Single out each line with the word "What" and copy it.

** start Data for the task **

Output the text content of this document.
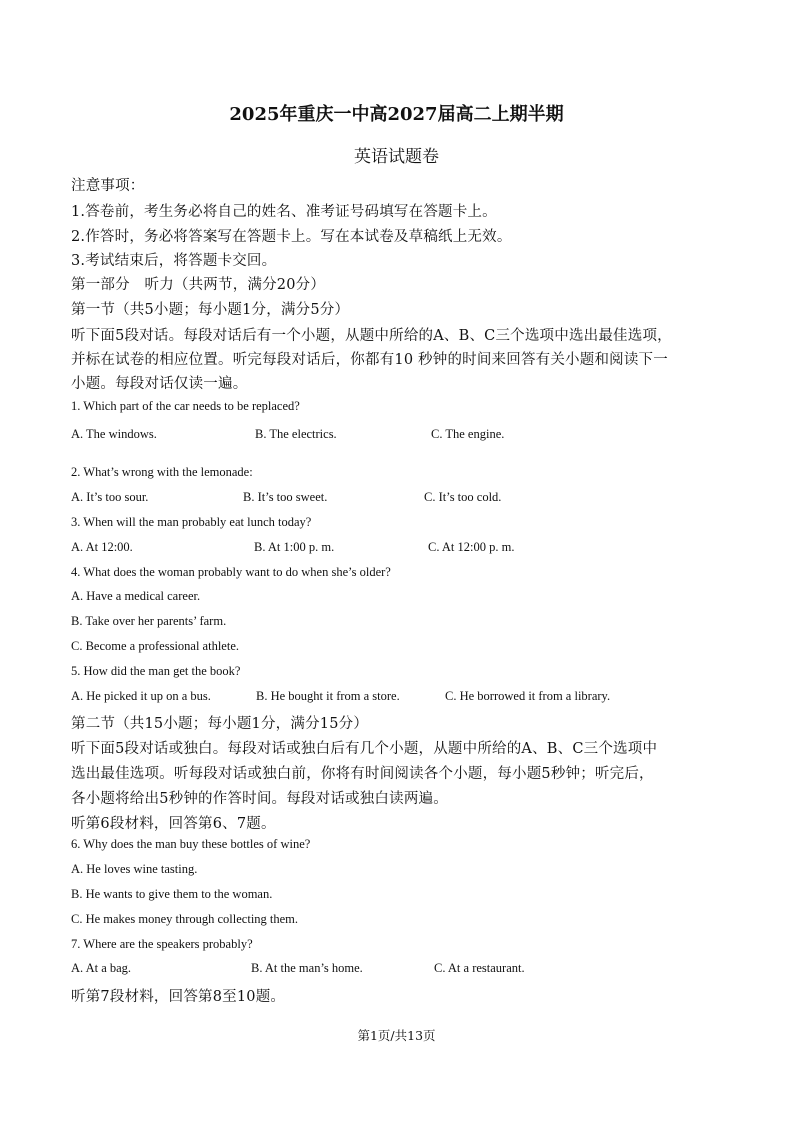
2025年重庆一中高2027届高二上期半期
英语试题卷
注意事项：
1.答卷前，考生务必将自己的姓名、准考证号码填写在答题卡上。
2.作答时，务必将答案写在答题卡上。写在本试卷及草稿纸上无效。
3.考试结束后，将答题卡交回。
第一部分　听力（共两节，满分20分）
第一节（共5小题；每小题1分，满分5分）
听下面5段对话。每段对话后有一个小题，从题中所给的A、B、C三个选项中选出最佳选项，
并标在试卷的相应位置。听完每段对话后，你都有10 秒钟的时间来回答有关小题和阅读下一
小题。每段对话仅读一遍。
1. Which part of the car needs to be replaced?
A. The windows.	B. The electrics.	C. The engine.
2. What’s wrong with the lemonade:
A. It’s too sour.	B. It’s too sweet.	C. It’s too cold.
3. When will the man probably eat lunch today?
A. At 12:00.	B. At 1:00 p. m.	C. At 12:00 p. m.
4. What does the woman probably want to do when she’s older?
A. Have a medical career.
B. Take over her parents’ farm.
C. Become a professional athlete.
5. How did the man get the book?
A. He picked it up on a bus.	B. He bought it from a store.	C. He borrowed it from a library.
第二节（共15小题；每小题1分，满分15分）
听下面5段对话或独白。每段对话或独白后有几个小题，从题中所给的A、B、C三个选项中
选出最佳选项。听每段对话或独白前，你将有时间阅读各个小题，每小题5秒钟；听完后，
各小题将给出5秒钟的作答时间。每段对话或独白读两遍。
听第6段材料，回答第6、7题。
6. Why does the man buy these bottles of wine?
A. He loves wine tasting.
B. He wants to give them to the woman.
C. He makes money through collecting them.
7. Where are the speakers probably?
A. At a bag.	B. At the man’s home.	C. At a restaurant.
听第7段材料，回答第8至10题。
第1页/共13页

** end Data for the task **

### Task response
2. What’s wrong with the lemonade:
4. What does the woman probably want to do when she’s older?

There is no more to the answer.